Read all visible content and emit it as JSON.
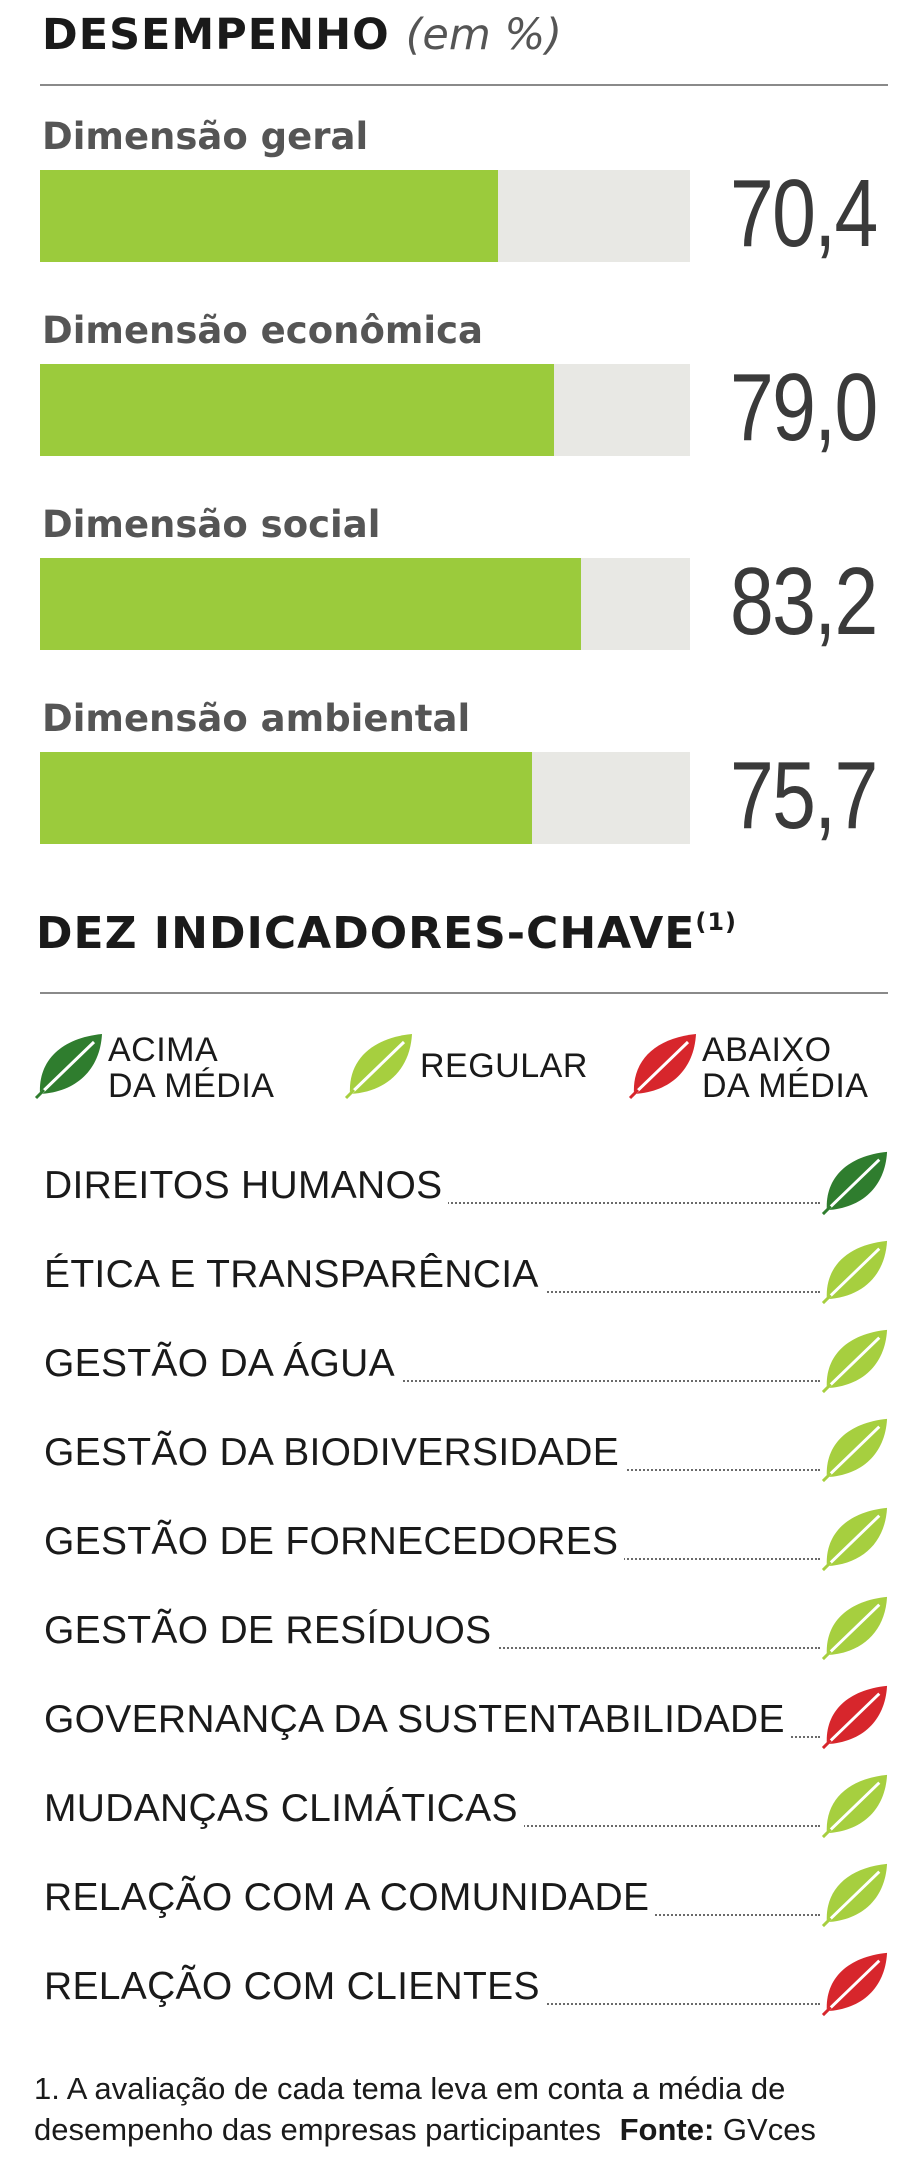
{
  "performance": {
    "title": "DESEMPENHO",
    "subtitle": "(em %)"
  },
  "chart_data": {
    "type": "bar",
    "orientation": "horizontal",
    "title": "DESEMPENHO",
    "subtitle": "(em %)",
    "ylim": [
      0,
      100
    ],
    "categories": [
      "Dimensão geral",
      "Dimensão econômica",
      "Dimensão social",
      "Dimensão ambiental"
    ],
    "values": [
      70.4,
      79.0,
      83.2,
      75.7
    ],
    "value_labels": [
      "70,4",
      "79,0",
      "83,2",
      "75,7"
    ],
    "colors": {
      "fill": "#9bcb3c",
      "track": "#e8e8e4"
    }
  },
  "indicators": {
    "title": "DEZ INDICADORES-CHAVE",
    "footnote_marker": "(1)",
    "legend": [
      {
        "line1": "ACIMA",
        "line2": "DA MÉDIA",
        "icon": "dark-green-leaf-icon",
        "color": "#2f7d2e"
      },
      {
        "line1": "REGULAR",
        "line2": "",
        "icon": "light-green-leaf-icon",
        "color": "#a6cf3f"
      },
      {
        "line1": "ABAIXO",
        "line2": "DA MÉDIA",
        "icon": "red-leaf-icon",
        "color": "#d7262c"
      }
    ],
    "items": [
      {
        "label": "DIREITOS HUMANOS",
        "status": "acima"
      },
      {
        "label": "ÉTICA E TRANSPARÊNCIA",
        "status": "regular"
      },
      {
        "label": "GESTÃO DA ÁGUA",
        "status": "regular"
      },
      {
        "label": "GESTÃO DA BIODIVERSIDADE",
        "status": "regular"
      },
      {
        "label": "GESTÃO DE FORNECEDORES",
        "status": "regular"
      },
      {
        "label": "GESTÃO DE RESÍDUOS",
        "status": "regular"
      },
      {
        "label": "GOVERNANÇA DA SUSTENTABILIDADE",
        "status": "abaixo"
      },
      {
        "label": "MUDANÇAS CLIMÁTICAS",
        "status": "regular"
      },
      {
        "label": "RELAÇÃO COM A COMUNIDADE",
        "status": "regular"
      },
      {
        "label": "RELAÇÃO COM CLIENTES",
        "status": "abaixo"
      }
    ]
  },
  "footnote": {
    "line1": "1. A avaliação de cada tema leva em conta a média de",
    "line2": "desempenho das empresas participantes",
    "source_label": "Fonte:",
    "source": "GVces"
  }
}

## [STATED TASK]
Reproduce the material above in full and without alteration, but skip all pictures.

## [EXPECTED ANSWER]
Read all visible content and emit it as JSON.
{
  "performance": {
    "title": "DESEMPENHO",
    "subtitle": "(em %)"
  },
  "chart_data": {
    "type": "bar",
    "orientation": "horizontal",
    "title": "DESEMPENHO",
    "subtitle": "(em %)",
    "ylim": [
      0,
      100
    ],
    "categories": [
      "Dimensão geral",
      "Dimensão econômica",
      "Dimensão social",
      "Dimensão ambiental"
    ],
    "values": [
      70.4,
      79.0,
      83.2,
      75.7
    ],
    "value_labels": [
      "70,4",
      "79,0",
      "83,2",
      "75,7"
    ],
    "colors": {
      "fill": "#9bcb3c",
      "track": "#e8e8e4"
    }
  },
  "indicators": {
    "title": "DEZ INDICADORES-CHAVE",
    "footnote_marker": "(1)",
    "legend": [
      {
        "line1": "ACIMA",
        "line2": "DA MÉDIA",
        "icon": "dark-green-leaf-icon",
        "color": "#2f7d2e"
      },
      {
        "line1": "REGULAR",
        "line2": "",
        "icon": "light-green-leaf-icon",
        "color": "#a6cf3f"
      },
      {
        "line1": "ABAIXO",
        "line2": "DA MÉDIA",
        "icon": "red-leaf-icon",
        "color": "#d7262c"
      }
    ],
    "items": [
      {
        "label": "DIREITOS HUMANOS",
        "status": "acima"
      },
      {
        "label": "ÉTICA E TRANSPARÊNCIA",
        "status": "regular"
      },
      {
        "label": "GESTÃO DA ÁGUA",
        "status": "regular"
      },
      {
        "label": "GESTÃO DA BIODIVERSIDADE",
        "status": "regular"
      },
      {
        "label": "GESTÃO DE FORNECEDORES",
        "status": "regular"
      },
      {
        "label": "GESTÃO DE RESÍDUOS",
        "status": "regular"
      },
      {
        "label": "GOVERNANÇA DA SUSTENTABILIDADE",
        "status": "abaixo"
      },
      {
        "label": "MUDANÇAS CLIMÁTICAS",
        "status": "regular"
      },
      {
        "label": "RELAÇÃO COM A COMUNIDADE",
        "status": "regular"
      },
      {
        "label": "RELAÇÃO COM CLIENTES",
        "status": "abaixo"
      }
    ]
  },
  "footnote": {
    "line1": "1. A avaliação de cada tema leva em conta a média de",
    "line2": "desempenho das empresas participantes",
    "source_label": "Fonte:",
    "source": "GVces"
  }
}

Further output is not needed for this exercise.